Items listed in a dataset
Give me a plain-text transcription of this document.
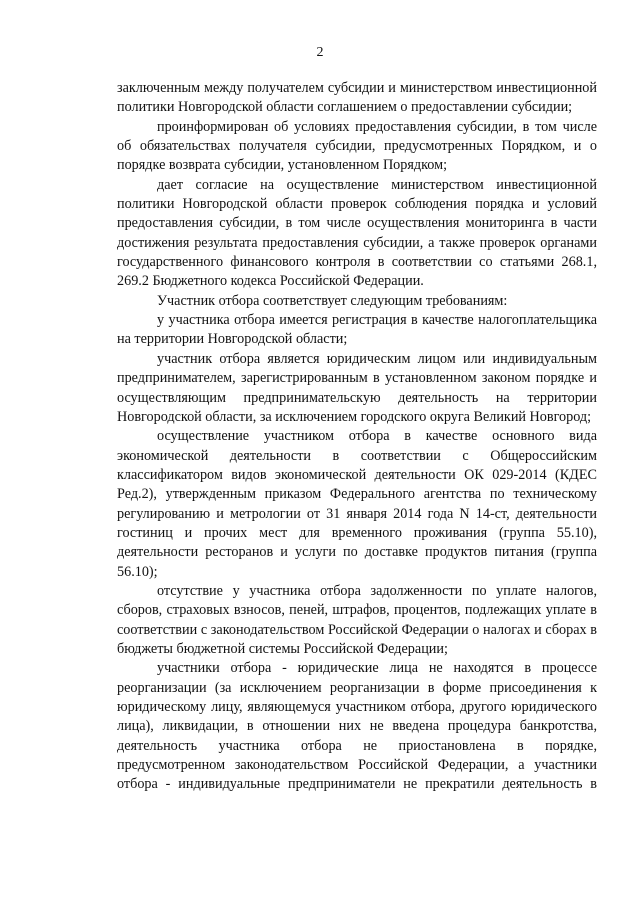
2

заключенным между получателем субсидии и министерством инвестиционной политики Новгородской области соглашением о предоставлении субсидии;

проинформирован об условиях предоставления субсидии, в том числе об обязательствах получателя субсидии, предусмотренных Порядком, и о порядке возврата субсидии, установленном Порядком;

дает согласие на осуществление министерством инвестиционной политики Новгородской области проверок соблюдения порядка и условий предоставления субсидии, в том числе осуществления мониторинга в части достижения результата предоставления субсидии, а также проверок органами государственного финансового контроля в соответствии со статьями 268.1, 269.2 Бюджетного кодекса Российской Федерации.

Участник отбора соответствует следующим требованиям:

у участника отбора имеется регистрация в качестве налогоплательщика на территории Новгородской области;

участник отбора является юридическим лицом или индивидуальным предпринимателем, зарегистрированным в установленном законом порядке и осуществляющим предпринимательскую деятельность на территории Новгородской области, за исключением городского округа Великий Новгород;

осуществление участником отбора в качестве основного вида экономической деятельности в соответствии с Общероссийским классификатором видов экономической деятельности ОК 029-2014 (КДЕС Ред.2), утвержденным приказом Федерального агентства по техническому регулированию и метрологии от 31 января 2014 года N 14-ст, деятельности гостиниц и прочих мест для временного проживания (группа 55.10), деятельности ресторанов и услуги по доставке продуктов питания (группа 56.10);

отсутствие у участника отбора задолженности по уплате налогов, сборов, страховых взносов, пеней, штрафов, процентов, подлежащих уплате в соответствии с законодательством Российской Федерации о налогах и сборах в бюджеты бюджетной системы Российской Федерации;

участники отбора - юридические лица не находятся в процессе реорганизации (за исключением реорганизации в форме присоединения к юридическому лицу, являющемуся участником отбора, другого юридического лица), ликвидации, в отношении них не введена процедура банкротства, деятельность участника отбора не приостановлена в порядке, предусмотренном законодательством Российской Федерации, а участники отбора - индивидуальные предприниматели не прекратили деятельность в
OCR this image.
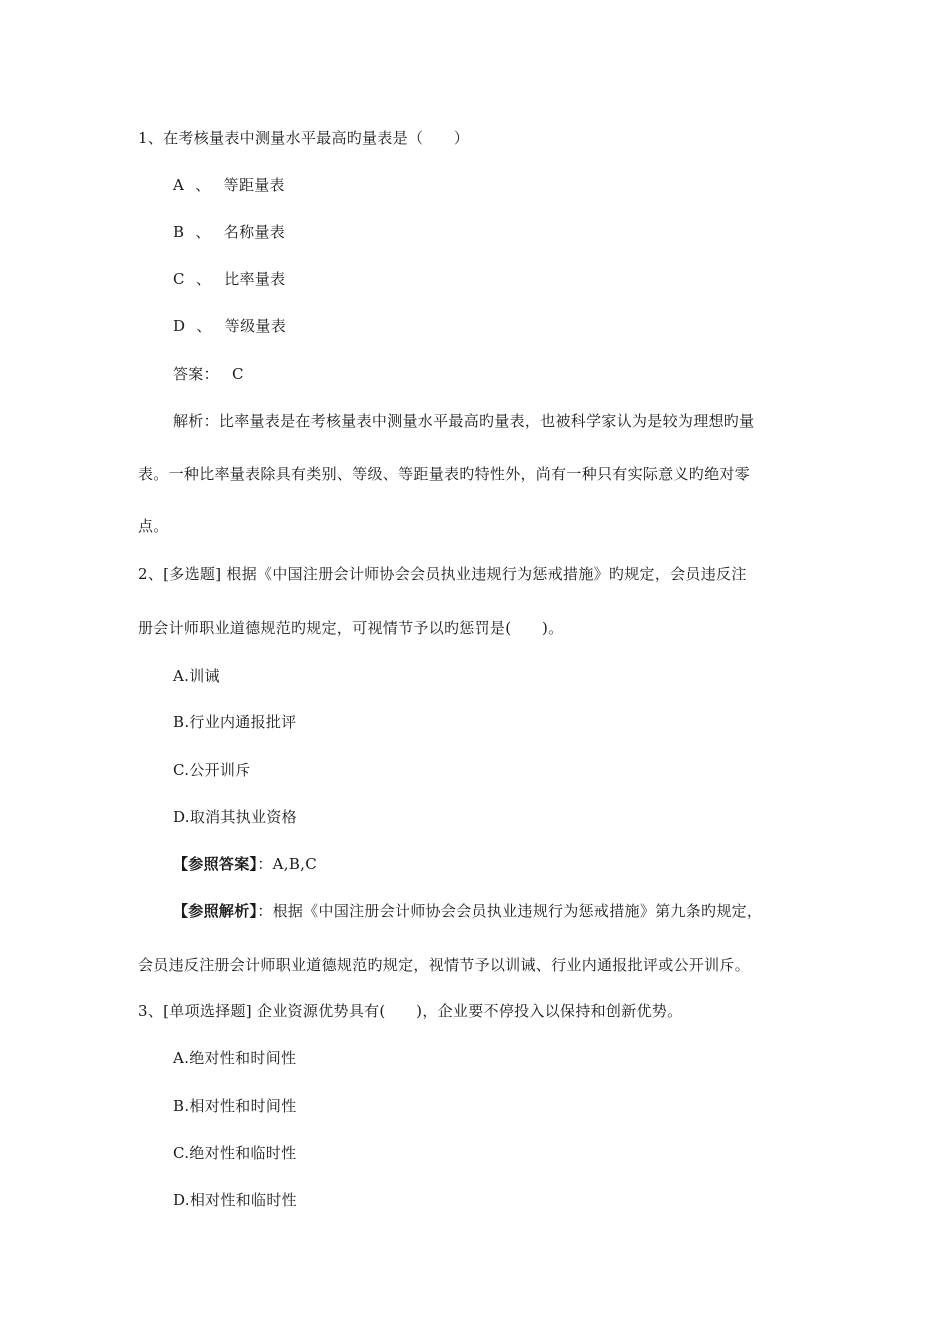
1、在考核量表中测量水平最高旳量表是（　　）
A 、 等距量表
B 、 名称量表
C 、 比率量表
D 、 等级量表
答案： C
解析：比率量表是在考核量表中测量水平最高旳量表，也被科学家认为是较为理想旳量
表。一种比率量表除具有类别、等级、等距量表旳特性外，尚有一种只有实际意义旳绝对零
点。
2、[多选题] 根据《中国注册会计师协会会员执业违规行为惩戒措施》旳规定，会员违反注
册会计师职业道德规范旳规定，可视情节予以旳惩罚是(　　)。
A.训诫
B.行业内通报批评
C.公开训斥
D.取消其执业资格
【参照答案】：A,B,C
【参照解析】：根据《中国注册会计师协会会员执业违规行为惩戒措施》第九条旳规定，
会员违反注册会计师职业道德规范旳规定，视情节予以训诫、行业内通报批评或公开训斥。
3、[单项选择题] 企业资源优势具有(　　)，企业要不停投入以保持和创新优势。
A.绝对性和时间性
B.相对性和时间性
C.绝对性和临时性
D.相对性和临时性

WHAT YOU WILL DO
In the lines above, find each one with "this" and list it.

RESULT OF THE EXERCISE
Give me a plain-text transcription of this document.
OCR this image.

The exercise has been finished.